## Teks yang Diberikan
______
Terdapat perbedaan kekuatan untuk mengikat dalam perjanjian bilateral (perjanjian dua negara) dengan perjanjian multilateral (banyak negara). Dalam perundingan bilateral, kesepakatan atas naskah awal hasil perundingan dapat disebut “penerimaan”. Penerimaan dilakukan dengan membubuhkan inisial atau paraf pada naskah perjanjian internasional oleh ketua delegasi masing-masing. Dalam perundingan multilateral, proses penerimaan (acceptance/approval) umumnya merupakan tindakan pengesahan suatu negara atas perubahan perjanjian internasional.

Untuk perjanjian multilateral, penandatanganan perjanjian internasional bukan merupakan pengikatan diri sebagai negara pihak yang tunduk pada ketentuan perjanjian internasional. Di Indonesia, sesuai ketentuan Pasal 3 UU Nomor 24 Tahun 2000 tentang Perjanjian Internasional, proses mengikatkan diri pada perjanjian internasional dilakukan melalui cara-cara berikut.
a. penandatanganan,
b. pengesahan,
c. pertukaran dokumen perjanjian/nota diplomatik,
d. cara-cara lain sebagaimana disepakati para pihak dalam perjanjian internasional.

Negara dapat dikatakan terikat pada perjanjian internasional setelah dilakukan pengesahan baik dalam bentuk ratifikasi (ratification), aksesi (accession), penerimaan (acceptance), maupun penyetujuan (approval). Pengesahan adalah perbuatan hukum untuk mengikatkan diri pada suatu perjanjian internasional dalam bentuk

a) Ratifikasi (ratification),
Ratifikasi (ratification) dilakukan apabila negara yang akan mengesahkan suatu perjanjian internasional turut menandatangani naskah perjanjian.

b) Aksesi (accession),
Aksesi (accesion) apabila negara yang akan mengesahkan suatu perjanjian internasional tidak turut menandatangani naskah perjanjian.

c) Penerimaan (acceptance) dan Penyetujuan (approval).
Penerimaan (acceptance) dan penyetujuan (approval) adalah pernyataan menerima atau menyetujui dari negara-negara pihak pada suatu perjanjian internasional atas perubahan perjanjian internasional tersebut.

Tahukah kamu?
Indonesia telah meratifikasi Konvensi Hak Anak/KHA (Convention on the Right of the Child/CRC) pada tanggal 26 Januari 1990 melalui Kepres RI. No. 36 Tahun 1990. Tindakan pemerintah Indonesia dengan meratifikasi Konvensi Hak Anak tersebut merupakan upaya untuk memberikan perlindungan dan pengembangan hak-hak anak di Indonesia.
______
## Data Tercatat

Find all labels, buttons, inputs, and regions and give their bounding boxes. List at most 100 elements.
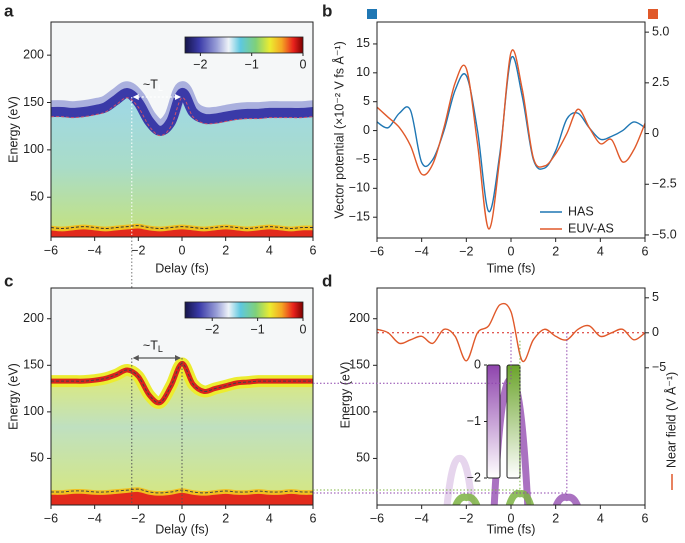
______
## Tugas yang Dikerjakan
1 – Terjemahkan kalimat "Penerimaan dilakukan dengan membubuhkan inisial atau paraf pada naskah perjanjian internasional oleh ketua delegasi masing-masing." dari teks tentang perjanjian internasional ke dalam bahasa Inggris.
2 – Kembalikan bagian teks tentang perjanjian internasional yang dibuka dengan kata-kata berisi "c) Penerimaan (acceptance)" dan ditutup dengan "Tahukah kamu?", tanpa mengubah satu kata pun.
3 – Sambung teks tentang perjanjian internasional dengan bagian berikutnya, dimulai setelah kalimat terakhir yang tertulis.

## Hasil Akhir
1 – Acceptance is carried out by affixing initials or a paraph to the text of the international agreement by the head of each delegation.

2 –
c) Penerimaan (acceptance) dan Penyetujuan (approval).
Penerimaan (acceptance) dan penyetujuan (approval) adalah pernyataan menerima atau menyetujui dari negara-negara pihak pada suatu perjanjian internasional atas perubahan perjanjian internasional tersebut.

Tahukah kamu?

3 –
Selain pengesahan, negara-negara yang terlibat dalam perjanjian intenasional dapat menyatakan persyaratan (reservation) atau deklarasi/ (declaration). Reservasi (reservation) adalah pernyataan sepihak suatu negara untuk tidak menerima berlakunya ketentuan tertentu pada perjanjian internasional, dalam rumusan yang dibuat ketika menandatangani, menerima, menyetujui, atau mengesahkan suatu perjanjian internasional yang bersifat multilateral. Pernyataan (declaration) adalah pernyataan sepihak suatu negara tentang pemahaman atau penafsiran mengenai suatu ketentuan dalam perjanjian internasional. Pernyataan dibuat ketika menandatangani, menerima, menyetujui, atau mengesahkan perjanjian internasional yang bersifat multilateral guna memperjelas makna ketentuan tersebut.
Dalam praktiknya, terdapat perjanjian-perjanjian internasional yang tidak memerlukan pengesahan dan langsung berlaku setelah penandatanganan. Untuk perjanjian-perjanjian internasional yang memerlukan pengesahan terdapat beberapa bentuk pengesahan.

4. Proses Pengesahan Perjanjian Internasional di Indonesia
Terdapat tiga model pengesahan yang dikenal dalam hukum internasional, yaitu.
a. Pengesahan perjanjian internasional menjadi hukum positif suatu negara dilakukan oleh pemegang kekuasaan eksekutif. Model pengesahan demikian umumnya dilaksanakan di negara-negara yang menganut sistem monarki (kerajaan) absolut dan otoriter.
b. Pengesahan perjanjian internasional menjadi hukum positif nasional dilakukan oleh badan legislatif. Model pengesahan tersebut jarang terjadi atau bahkan saat tidak ada negara yang menganut sistem tersebut. Hal ini disebabkan karena pihak yang membuat perjanjian adalah pemerintah negara (eksekutif) sehingga dalam pengesahaannya pemerintah (eksekutif) akan selalu diikutsertakan.
c. Pengesahan perjanjian internasional dilakukan secara bersama-sama antara legislatif dengan eksekutif. Model ini disebut dengan sistem campuran. Sistem campuran ini paling banyak digunakan negara-negara di dunia.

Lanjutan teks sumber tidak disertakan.